** Start Material for this exercise **
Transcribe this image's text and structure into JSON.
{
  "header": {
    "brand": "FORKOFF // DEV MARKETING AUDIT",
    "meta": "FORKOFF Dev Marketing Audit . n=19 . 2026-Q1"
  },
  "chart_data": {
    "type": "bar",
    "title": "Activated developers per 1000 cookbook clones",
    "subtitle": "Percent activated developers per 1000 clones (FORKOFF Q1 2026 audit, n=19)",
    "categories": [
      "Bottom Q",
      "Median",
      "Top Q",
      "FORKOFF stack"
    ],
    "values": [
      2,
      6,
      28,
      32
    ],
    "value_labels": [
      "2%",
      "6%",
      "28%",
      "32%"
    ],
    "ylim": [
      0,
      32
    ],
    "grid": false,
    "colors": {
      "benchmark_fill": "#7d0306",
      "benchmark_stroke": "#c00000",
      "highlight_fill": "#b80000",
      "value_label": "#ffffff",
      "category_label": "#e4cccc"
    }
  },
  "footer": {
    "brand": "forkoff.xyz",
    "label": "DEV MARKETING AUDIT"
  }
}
** End Material for this exercise **
** Start Material for this exercise **
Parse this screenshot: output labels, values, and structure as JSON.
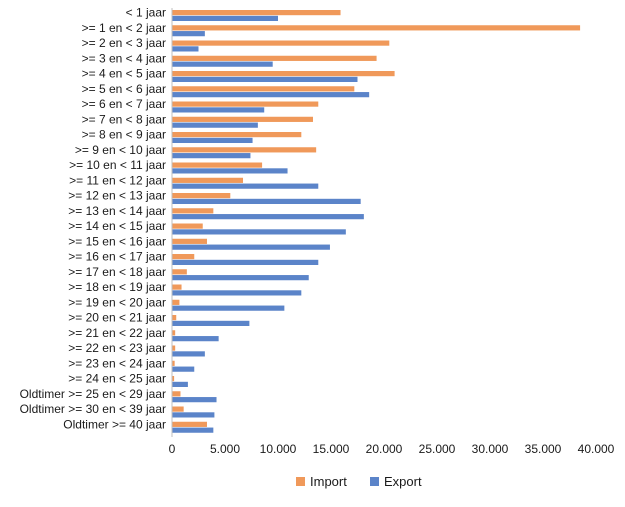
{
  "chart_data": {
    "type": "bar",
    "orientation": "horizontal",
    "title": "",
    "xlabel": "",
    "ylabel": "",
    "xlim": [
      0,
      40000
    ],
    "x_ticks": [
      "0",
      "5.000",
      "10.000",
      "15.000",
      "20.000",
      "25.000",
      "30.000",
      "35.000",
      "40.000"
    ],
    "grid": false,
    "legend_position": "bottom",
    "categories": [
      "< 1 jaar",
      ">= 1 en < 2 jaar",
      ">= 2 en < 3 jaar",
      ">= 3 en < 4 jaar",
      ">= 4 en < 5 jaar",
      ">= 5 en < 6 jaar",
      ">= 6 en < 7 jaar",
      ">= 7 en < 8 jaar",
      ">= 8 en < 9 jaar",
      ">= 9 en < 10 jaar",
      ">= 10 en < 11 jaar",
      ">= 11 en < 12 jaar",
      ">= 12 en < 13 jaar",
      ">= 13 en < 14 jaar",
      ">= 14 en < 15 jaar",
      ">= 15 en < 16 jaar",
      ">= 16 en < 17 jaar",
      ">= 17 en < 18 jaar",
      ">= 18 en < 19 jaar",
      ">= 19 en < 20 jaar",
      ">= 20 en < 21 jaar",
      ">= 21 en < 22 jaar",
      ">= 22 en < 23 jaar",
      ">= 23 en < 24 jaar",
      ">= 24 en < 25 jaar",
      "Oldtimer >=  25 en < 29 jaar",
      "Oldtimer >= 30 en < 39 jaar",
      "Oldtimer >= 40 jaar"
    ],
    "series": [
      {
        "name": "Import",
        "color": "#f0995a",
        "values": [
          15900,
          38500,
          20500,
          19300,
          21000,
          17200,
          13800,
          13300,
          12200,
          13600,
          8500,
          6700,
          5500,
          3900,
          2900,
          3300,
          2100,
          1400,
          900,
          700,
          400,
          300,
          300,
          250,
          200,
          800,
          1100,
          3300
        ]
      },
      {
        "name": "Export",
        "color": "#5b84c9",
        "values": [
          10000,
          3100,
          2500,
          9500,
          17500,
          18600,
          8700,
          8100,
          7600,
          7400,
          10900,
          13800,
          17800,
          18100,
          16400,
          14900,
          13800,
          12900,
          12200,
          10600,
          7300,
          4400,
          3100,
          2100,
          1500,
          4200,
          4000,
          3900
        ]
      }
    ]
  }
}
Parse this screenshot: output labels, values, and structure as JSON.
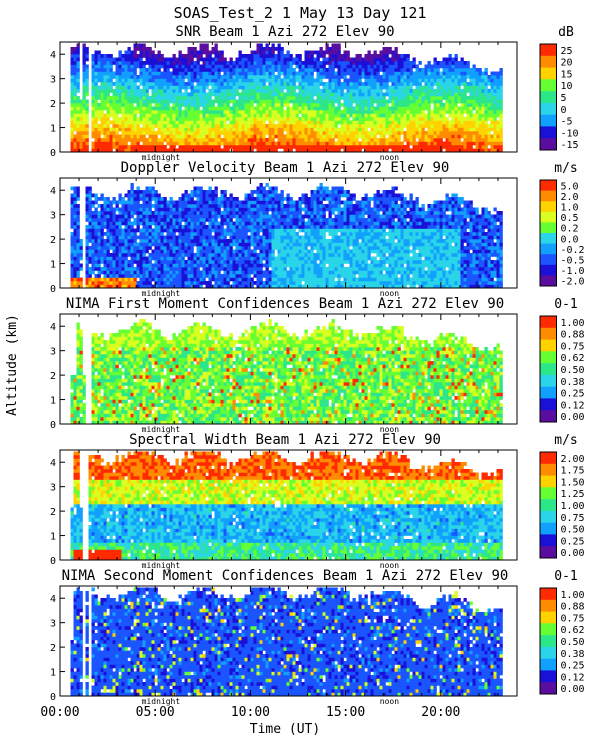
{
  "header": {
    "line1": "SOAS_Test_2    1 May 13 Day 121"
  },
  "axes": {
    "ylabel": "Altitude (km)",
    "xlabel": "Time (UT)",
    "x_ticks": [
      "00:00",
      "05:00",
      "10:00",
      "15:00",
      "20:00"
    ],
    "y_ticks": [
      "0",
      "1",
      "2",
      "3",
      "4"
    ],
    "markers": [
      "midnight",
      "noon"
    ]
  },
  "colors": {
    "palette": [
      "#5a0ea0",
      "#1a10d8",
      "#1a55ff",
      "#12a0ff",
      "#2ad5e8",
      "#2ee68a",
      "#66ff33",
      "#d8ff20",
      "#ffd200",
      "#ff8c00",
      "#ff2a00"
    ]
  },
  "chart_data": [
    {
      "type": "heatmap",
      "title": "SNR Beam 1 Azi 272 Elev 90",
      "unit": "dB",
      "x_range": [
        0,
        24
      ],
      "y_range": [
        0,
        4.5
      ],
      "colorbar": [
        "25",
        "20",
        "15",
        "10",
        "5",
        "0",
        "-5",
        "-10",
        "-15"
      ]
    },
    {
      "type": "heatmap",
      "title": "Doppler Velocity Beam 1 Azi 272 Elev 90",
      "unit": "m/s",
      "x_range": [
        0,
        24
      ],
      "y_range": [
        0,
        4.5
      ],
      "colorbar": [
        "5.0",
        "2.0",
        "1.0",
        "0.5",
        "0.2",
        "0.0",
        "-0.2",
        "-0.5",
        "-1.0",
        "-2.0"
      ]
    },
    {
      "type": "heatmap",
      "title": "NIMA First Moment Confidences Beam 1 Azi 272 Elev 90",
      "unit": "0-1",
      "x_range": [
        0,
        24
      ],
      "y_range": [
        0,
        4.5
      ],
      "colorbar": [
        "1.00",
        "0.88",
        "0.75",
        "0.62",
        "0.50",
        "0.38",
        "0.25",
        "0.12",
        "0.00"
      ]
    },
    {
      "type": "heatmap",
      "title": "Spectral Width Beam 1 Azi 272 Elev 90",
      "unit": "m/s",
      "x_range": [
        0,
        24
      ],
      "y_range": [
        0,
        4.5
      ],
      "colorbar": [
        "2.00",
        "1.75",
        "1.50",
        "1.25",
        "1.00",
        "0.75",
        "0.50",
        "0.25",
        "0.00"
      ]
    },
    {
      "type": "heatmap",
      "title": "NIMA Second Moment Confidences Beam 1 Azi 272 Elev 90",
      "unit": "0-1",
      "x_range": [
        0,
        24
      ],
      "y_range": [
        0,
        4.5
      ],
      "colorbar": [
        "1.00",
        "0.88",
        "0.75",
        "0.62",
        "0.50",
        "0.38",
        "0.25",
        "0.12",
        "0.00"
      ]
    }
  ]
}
** End Material for this exercise **
_Directive_:
Check each line of the entries above for the word "brand". List the ones that have it.

_Written solution_:
    "brand": "FORKOFF // DEV MARKETING AUDIT",
    "brand": "forkoff.xyz",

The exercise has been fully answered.